Your objective:
Search the data for the word "color". Reproduce every line where it is found.

[Records from a dataset]

......

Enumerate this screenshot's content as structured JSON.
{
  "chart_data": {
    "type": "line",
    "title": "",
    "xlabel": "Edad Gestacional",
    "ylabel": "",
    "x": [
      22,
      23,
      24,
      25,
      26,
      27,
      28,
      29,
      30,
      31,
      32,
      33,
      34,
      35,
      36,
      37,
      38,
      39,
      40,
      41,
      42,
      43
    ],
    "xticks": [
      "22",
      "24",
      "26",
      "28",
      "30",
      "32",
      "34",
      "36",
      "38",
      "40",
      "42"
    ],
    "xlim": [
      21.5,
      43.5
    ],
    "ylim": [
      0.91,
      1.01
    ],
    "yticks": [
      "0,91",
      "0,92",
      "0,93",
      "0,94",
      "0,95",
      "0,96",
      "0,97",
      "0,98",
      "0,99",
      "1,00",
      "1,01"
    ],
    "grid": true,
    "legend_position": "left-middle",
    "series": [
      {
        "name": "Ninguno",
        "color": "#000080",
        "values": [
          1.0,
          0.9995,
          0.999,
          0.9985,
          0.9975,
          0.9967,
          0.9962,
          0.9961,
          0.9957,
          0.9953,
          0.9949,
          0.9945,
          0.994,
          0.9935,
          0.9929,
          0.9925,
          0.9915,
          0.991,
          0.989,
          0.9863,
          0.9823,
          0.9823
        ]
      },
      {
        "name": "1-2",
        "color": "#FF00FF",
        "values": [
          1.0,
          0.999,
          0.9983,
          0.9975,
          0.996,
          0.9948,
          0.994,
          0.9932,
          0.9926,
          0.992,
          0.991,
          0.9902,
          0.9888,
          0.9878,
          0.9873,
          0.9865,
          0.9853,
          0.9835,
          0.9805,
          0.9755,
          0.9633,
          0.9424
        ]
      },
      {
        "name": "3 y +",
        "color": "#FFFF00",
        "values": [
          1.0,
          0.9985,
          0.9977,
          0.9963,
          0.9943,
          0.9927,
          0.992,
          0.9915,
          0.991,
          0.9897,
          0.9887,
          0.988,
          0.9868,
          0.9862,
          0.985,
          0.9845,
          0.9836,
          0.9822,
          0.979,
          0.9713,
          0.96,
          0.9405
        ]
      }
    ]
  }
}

......

Answer below:
        "color": "#000080",
        "color": "#FF00FF",
        "color": "#FFFF00",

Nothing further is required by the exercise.